**Job**
Copy out every record below exactly as written, but leave out any pictures.

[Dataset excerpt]

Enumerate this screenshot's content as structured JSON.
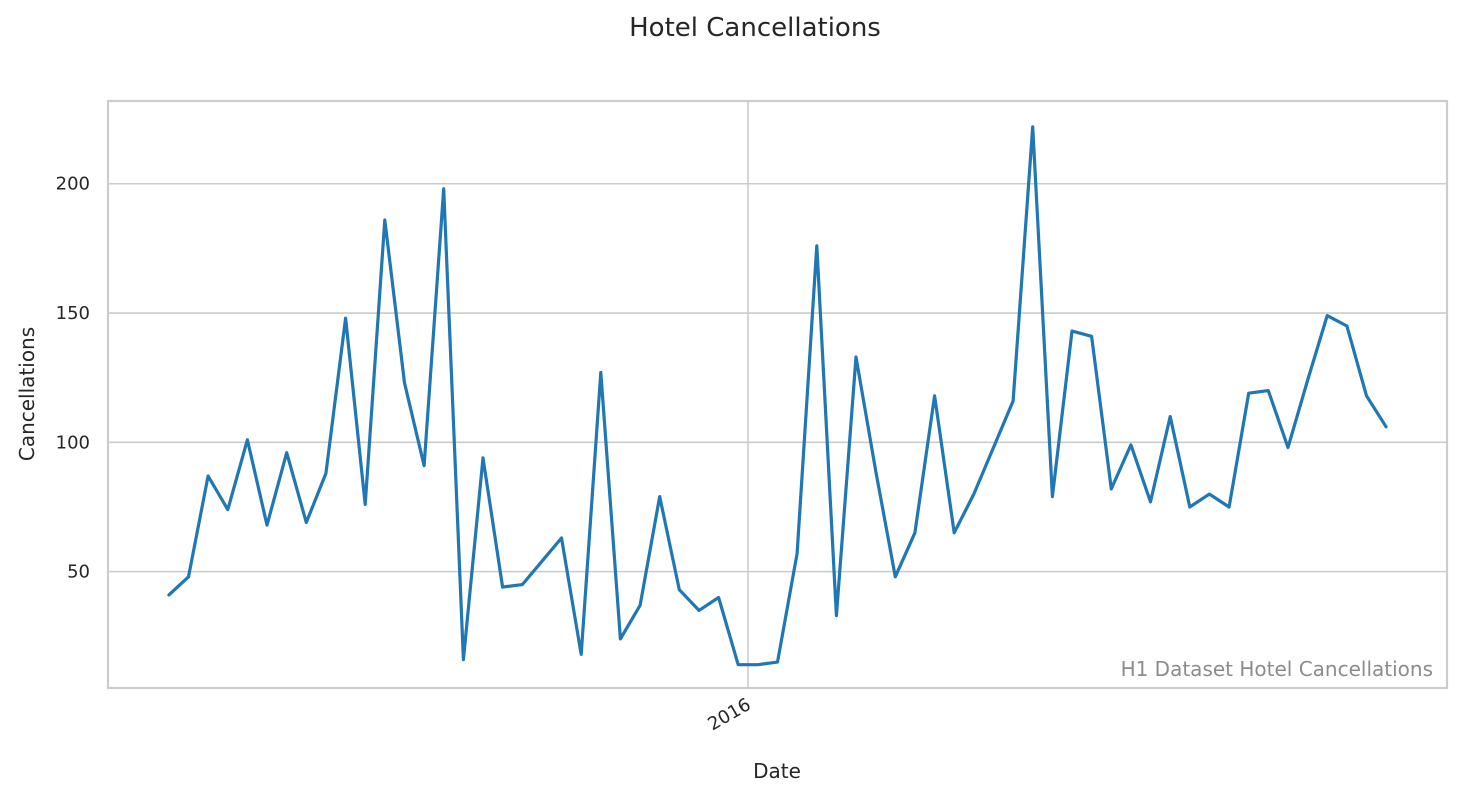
{
  "chart_data": {
    "type": "line",
    "title": "Hotel Cancellations",
    "xlabel": "Date",
    "ylabel": "Cancellations",
    "watermark": "H1 Dataset Hotel Cancellations",
    "color": "#1f77b4",
    "grid": true,
    "x_ticks": [
      {
        "label": "2016",
        "index": 29.5
      }
    ],
    "y_ticks": [
      50,
      100,
      150,
      200
    ],
    "ylim": [
      5,
      232
    ],
    "xlim": [
      -3.1,
      65.1
    ],
    "series": [
      {
        "values": [
          41,
          48,
          87,
          74,
          101,
          68,
          96,
          69,
          88,
          148,
          76,
          186,
          123,
          91,
          198,
          16,
          94,
          44,
          45,
          54,
          63,
          18,
          127,
          24,
          37,
          79,
          43,
          35,
          40,
          14,
          14,
          15,
          57,
          176,
          33,
          133,
          89,
          48,
          65,
          118,
          65,
          80,
          98,
          116,
          222,
          79,
          143,
          141,
          82,
          99,
          77,
          110,
          75,
          80,
          75,
          119,
          120,
          98,
          124,
          149,
          145,
          118,
          106
        ]
      }
    ]
  }
}
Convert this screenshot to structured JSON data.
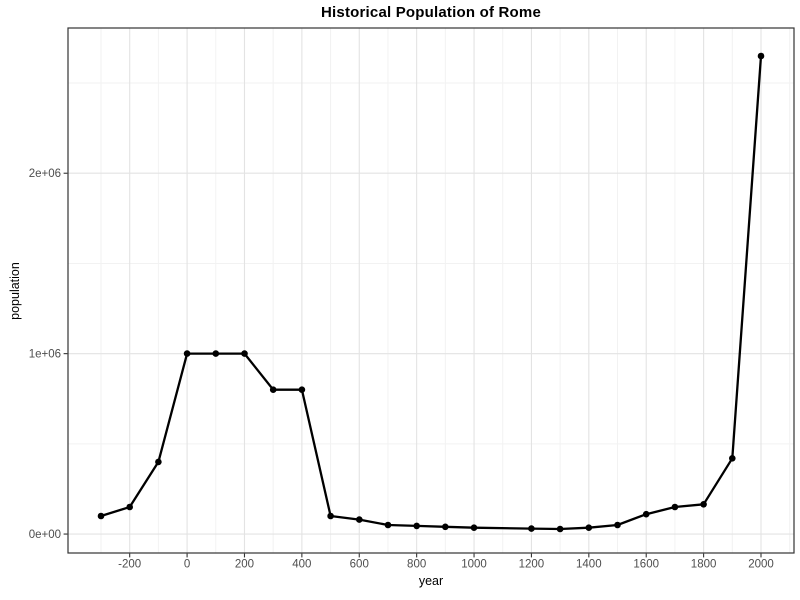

**In response**
Enumerate this screenshot's content as structured JSON.
{
  "chart_data": {
    "type": "line",
    "title": "Hotel Cancellations",
    "xlabel": "Date",
    "ylabel": "Cancellations",
    "watermark": "H1 Dataset Hotel Cancellations",
    "color": "#1f77b4",
    "grid": true,
    "x_ticks": [
      {
        "label": "2016",
        "index": 29.5
      }
    ],
    "y_ticks": [
      50,
      100,
      150,
      200
    ],
    "ylim": [
      5,
      232
    ],
    "xlim": [
      -3.1,
      65.1
    ],
    "series": [
      {
        "values": [
          41,
          48,
          87,
          74,
          101,
          68,
          96,
          69,
          88,
          148,
          76,
          186,
          123,
          91,
          198,
          16,
          94,
          44,
          45,
          54,
          63,
          18,
          127,
          24,
          37,
          79,
          43,
          35,
          40,
          14,
          14,
          15,
          57,
          176,
          33,
          133,
          89,
          48,
          65,
          118,
          65,
          80,
          98,
          116,
          222,
          79,
          143,
          141,
          82,
          99,
          77,
          110,
          75,
          80,
          75,
          119,
          120,
          98,
          124,
          149,
          145,
          118,
          106
        ]
      }
    ]
  }
}
Convert this screenshot to structured JSON data.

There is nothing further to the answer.